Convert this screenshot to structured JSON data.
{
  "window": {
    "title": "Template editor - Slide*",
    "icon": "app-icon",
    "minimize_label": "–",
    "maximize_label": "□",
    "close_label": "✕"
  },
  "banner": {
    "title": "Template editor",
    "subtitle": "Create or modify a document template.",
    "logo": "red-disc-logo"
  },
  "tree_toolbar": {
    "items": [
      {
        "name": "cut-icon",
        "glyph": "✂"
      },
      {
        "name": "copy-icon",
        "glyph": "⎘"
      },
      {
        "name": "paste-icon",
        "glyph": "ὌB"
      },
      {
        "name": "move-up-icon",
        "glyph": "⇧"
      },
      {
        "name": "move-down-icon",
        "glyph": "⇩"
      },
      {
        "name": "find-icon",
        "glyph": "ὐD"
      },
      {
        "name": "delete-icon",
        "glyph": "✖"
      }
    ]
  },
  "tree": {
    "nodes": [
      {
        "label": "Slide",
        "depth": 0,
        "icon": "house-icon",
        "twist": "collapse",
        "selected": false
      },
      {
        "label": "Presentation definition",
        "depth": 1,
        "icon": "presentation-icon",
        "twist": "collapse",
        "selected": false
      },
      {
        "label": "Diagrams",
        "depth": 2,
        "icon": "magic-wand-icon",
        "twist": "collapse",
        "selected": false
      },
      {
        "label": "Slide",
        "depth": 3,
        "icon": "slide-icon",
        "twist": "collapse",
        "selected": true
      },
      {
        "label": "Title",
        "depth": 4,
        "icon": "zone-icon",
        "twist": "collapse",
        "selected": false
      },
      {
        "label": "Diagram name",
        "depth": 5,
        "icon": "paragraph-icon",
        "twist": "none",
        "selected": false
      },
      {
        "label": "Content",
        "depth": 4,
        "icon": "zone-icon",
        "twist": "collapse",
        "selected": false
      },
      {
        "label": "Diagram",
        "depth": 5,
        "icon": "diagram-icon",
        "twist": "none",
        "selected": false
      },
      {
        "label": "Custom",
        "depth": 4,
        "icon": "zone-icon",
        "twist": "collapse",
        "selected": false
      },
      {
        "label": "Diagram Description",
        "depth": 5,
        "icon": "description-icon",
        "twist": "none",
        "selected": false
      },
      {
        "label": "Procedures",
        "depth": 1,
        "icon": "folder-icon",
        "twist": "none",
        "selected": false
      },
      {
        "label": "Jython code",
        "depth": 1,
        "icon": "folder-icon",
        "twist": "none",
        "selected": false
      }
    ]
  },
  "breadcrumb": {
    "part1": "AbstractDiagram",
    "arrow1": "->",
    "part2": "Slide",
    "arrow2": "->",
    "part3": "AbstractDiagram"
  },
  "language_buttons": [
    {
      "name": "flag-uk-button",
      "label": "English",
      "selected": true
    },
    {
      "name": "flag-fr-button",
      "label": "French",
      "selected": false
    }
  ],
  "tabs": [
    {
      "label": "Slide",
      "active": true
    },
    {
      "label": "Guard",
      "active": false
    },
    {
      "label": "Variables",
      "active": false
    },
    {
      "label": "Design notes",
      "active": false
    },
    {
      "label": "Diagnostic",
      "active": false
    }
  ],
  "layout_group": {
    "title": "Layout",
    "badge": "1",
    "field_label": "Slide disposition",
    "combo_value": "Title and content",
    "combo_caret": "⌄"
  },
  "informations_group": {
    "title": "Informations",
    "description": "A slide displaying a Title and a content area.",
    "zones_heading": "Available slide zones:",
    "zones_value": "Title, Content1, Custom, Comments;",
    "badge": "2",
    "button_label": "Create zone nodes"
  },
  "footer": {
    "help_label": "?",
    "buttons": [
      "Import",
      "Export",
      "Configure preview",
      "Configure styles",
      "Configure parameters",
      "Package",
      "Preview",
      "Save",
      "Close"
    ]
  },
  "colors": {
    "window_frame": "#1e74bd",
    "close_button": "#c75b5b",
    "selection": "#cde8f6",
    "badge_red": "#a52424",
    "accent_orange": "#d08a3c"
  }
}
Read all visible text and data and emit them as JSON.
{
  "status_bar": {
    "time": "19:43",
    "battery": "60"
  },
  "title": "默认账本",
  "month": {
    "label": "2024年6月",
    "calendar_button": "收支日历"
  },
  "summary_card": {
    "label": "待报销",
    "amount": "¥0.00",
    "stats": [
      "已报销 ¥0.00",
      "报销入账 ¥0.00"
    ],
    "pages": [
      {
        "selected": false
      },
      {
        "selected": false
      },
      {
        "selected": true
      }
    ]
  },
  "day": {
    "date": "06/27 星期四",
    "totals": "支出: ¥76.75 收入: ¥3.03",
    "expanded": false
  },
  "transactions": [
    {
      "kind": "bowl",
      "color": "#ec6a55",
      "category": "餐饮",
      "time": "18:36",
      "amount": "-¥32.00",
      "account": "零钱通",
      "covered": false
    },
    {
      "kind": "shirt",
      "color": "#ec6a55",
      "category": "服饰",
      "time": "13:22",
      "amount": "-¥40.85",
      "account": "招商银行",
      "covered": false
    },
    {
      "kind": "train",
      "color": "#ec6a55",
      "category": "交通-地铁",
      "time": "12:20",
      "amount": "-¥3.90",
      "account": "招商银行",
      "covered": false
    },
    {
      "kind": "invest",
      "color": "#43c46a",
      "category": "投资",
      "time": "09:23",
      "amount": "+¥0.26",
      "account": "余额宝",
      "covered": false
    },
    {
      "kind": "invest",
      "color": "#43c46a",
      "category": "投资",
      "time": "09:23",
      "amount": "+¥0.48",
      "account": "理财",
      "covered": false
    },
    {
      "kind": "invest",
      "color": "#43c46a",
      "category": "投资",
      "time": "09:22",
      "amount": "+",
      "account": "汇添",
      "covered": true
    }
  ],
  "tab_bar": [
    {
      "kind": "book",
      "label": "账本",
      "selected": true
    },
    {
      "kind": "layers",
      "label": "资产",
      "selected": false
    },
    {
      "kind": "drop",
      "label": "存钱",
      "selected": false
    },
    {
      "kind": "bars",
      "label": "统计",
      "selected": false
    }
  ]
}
• • • • • • •
◆ SET PROBLEM:
Set out the complete listing exactly as shown.

◆ EXERCISE RESPONSE:
Convert this screenshot to structured JSON data.
{
  "window": {
    "title": "Template editor - Slide*",
    "icon": "app-icon",
    "minimize_label": "–",
    "maximize_label": "□",
    "close_label": "✕"
  },
  "banner": {
    "title": "Template editor",
    "subtitle": "Create or modify a document template.",
    "logo": "red-disc-logo"
  },
  "tree_toolbar": {
    "items": [
      {
        "name": "cut-icon",
        "glyph": "✂"
      },
      {
        "name": "copy-icon",
        "glyph": "⎘"
      },
      {
        "name": "paste-icon",
        "glyph": "ὌB"
      },
      {
        "name": "move-up-icon",
        "glyph": "⇧"
      },
      {
        "name": "move-down-icon",
        "glyph": "⇩"
      },
      {
        "name": "find-icon",
        "glyph": "ὐD"
      },
      {
        "name": "delete-icon",
        "glyph": "✖"
      }
    ]
  },
  "tree": {
    "nodes": [
      {
        "label": "Slide",
        "depth": 0,
        "icon": "house-icon",
        "twist": "collapse",
        "selected": false
      },
      {
        "label": "Presentation definition",
        "depth": 1,
        "icon": "presentation-icon",
        "twist": "collapse",
        "selected": false
      },
      {
        "label": "Diagrams",
        "depth": 2,
        "icon": "magic-wand-icon",
        "twist": "collapse",
        "selected": false
      },
      {
        "label": "Slide",
        "depth": 3,
        "icon": "slide-icon",
        "twist": "collapse",
        "selected": true
      },
      {
        "label": "Title",
        "depth": 4,
        "icon": "zone-icon",
        "twist": "collapse",
        "selected": false
      },
      {
        "label": "Diagram name",
        "depth": 5,
        "icon": "paragraph-icon",
        "twist": "none",
        "selected": false
      },
      {
        "label": "Content",
        "depth": 4,
        "icon": "zone-icon",
        "twist": "collapse",
        "selected": false
      },
      {
        "label": "Diagram",
        "depth": 5,
        "icon": "diagram-icon",
        "twist": "none",
        "selected": false
      },
      {
        "label": "Custom",
        "depth": 4,
        "icon": "zone-icon",
        "twist": "collapse",
        "selected": false
      },
      {
        "label": "Diagram Description",
        "depth": 5,
        "icon": "description-icon",
        "twist": "none",
        "selected": false
      },
      {
        "label": "Procedures",
        "depth": 1,
        "icon": "folder-icon",
        "twist": "none",
        "selected": false
      },
      {
        "label": "Jython code",
        "depth": 1,
        "icon": "folder-icon",
        "twist": "none",
        "selected": false
      }
    ]
  },
  "breadcrumb": {
    "part1": "AbstractDiagram",
    "arrow1": "->",
    "part2": "Slide",
    "arrow2": "->",
    "part3": "AbstractDiagram"
  },
  "language_buttons": [
    {
      "name": "flag-uk-button",
      "label": "English",
      "selected": true
    },
    {
      "name": "flag-fr-button",
      "label": "French",
      "selected": false
    }
  ],
  "tabs": [
    {
      "label": "Slide",
      "active": true
    },
    {
      "label": "Guard",
      "active": false
    },
    {
      "label": "Variables",
      "active": false
    },
    {
      "label": "Design notes",
      "active": false
    },
    {
      "label": "Diagnostic",
      "active": false
    }
  ],
  "layout_group": {
    "title": "Layout",
    "badge": "1",
    "field_label": "Slide disposition",
    "combo_value": "Title and content",
    "combo_caret": "⌄"
  },
  "informations_group": {
    "title": "Informations",
    "description": "A slide displaying a Title and a content area.",
    "zones_heading": "Available slide zones:",
    "zones_value": "Title, Content1, Custom, Comments;",
    "badge": "2",
    "button_label": "Create zone nodes"
  },
  "footer": {
    "help_label": "?",
    "buttons": [
      "Import",
      "Export",
      "Configure preview",
      "Configure styles",
      "Configure parameters",
      "Package",
      "Preview",
      "Save",
      "Close"
    ]
  },
  "colors": {
    "window_frame": "#1e74bd",
    "close_button": "#c75b5b",
    "selection": "#cde8f6",
    "badge_red": "#a52424",
    "accent_orange": "#d08a3c"
  }
}
Read all visible text and data and emit them as JSON.
{
  "status_bar": {
    "time": "19:43",
    "battery": "60"
  },
  "title": "默认账本",
  "month": {
    "label": "2024年6月",
    "calendar_button": "收支日历"
  },
  "summary_card": {
    "label": "待报销",
    "amount": "¥0.00",
    "stats": [
      "已报销 ¥0.00",
      "报销入账 ¥0.00"
    ],
    "pages": [
      {
        "selected": false
      },
      {
        "selected": false
      },
      {
        "selected": true
      }
    ]
  },
  "day": {
    "date": "06/27 星期四",
    "totals": "支出: ¥76.75 收入: ¥3.03",
    "expanded": false
  },
  "transactions": [
    {
      "kind": "bowl",
      "color": "#ec6a55",
      "category": "餐饮",
      "time": "18:36",
      "amount": "-¥32.00",
      "account": "零钱通",
      "covered": false
    },
    {
      "kind": "shirt",
      "color": "#ec6a55",
      "category": "服饰",
      "time": "13:22",
      "amount": "-¥40.85",
      "account": "招商银行",
      "covered": false
    },
    {
      "kind": "train",
      "color": "#ec6a55",
      "category": "交通-地铁",
      "time": "12:20",
      "amount": "-¥3.90",
      "account": "招商银行",
      "covered": false
    },
    {
      "kind": "invest",
      "color": "#43c46a",
      "category": "投资",
      "time": "09:23",
      "amount": "+¥0.26",
      "account": "余额宝",
      "covered": false
    },
    {
      "kind": "invest",
      "color": "#43c46a",
      "category": "投资",
      "time": "09:23",
      "amount": "+¥0.48",
      "account": "理财",
      "covered": false
    },
    {
      "kind": "invest",
      "color": "#43c46a",
      "category": "投资",
      "time": "09:22",
      "amount": "+",
      "account": "汇添",
      "covered": true
    }
  ],
  "tab_bar": [
    {
      "kind": "book",
      "label": "账本",
      "selected": true
    },
    {
      "kind": "layers",
      "label": "资产",
      "selected": false
    },
    {
      "kind": "drop",
      "label": "存钱",
      "selected": false
    },
    {
      "kind": "bars",
      "label": "统计",
      "selected": false
    }
  ]
}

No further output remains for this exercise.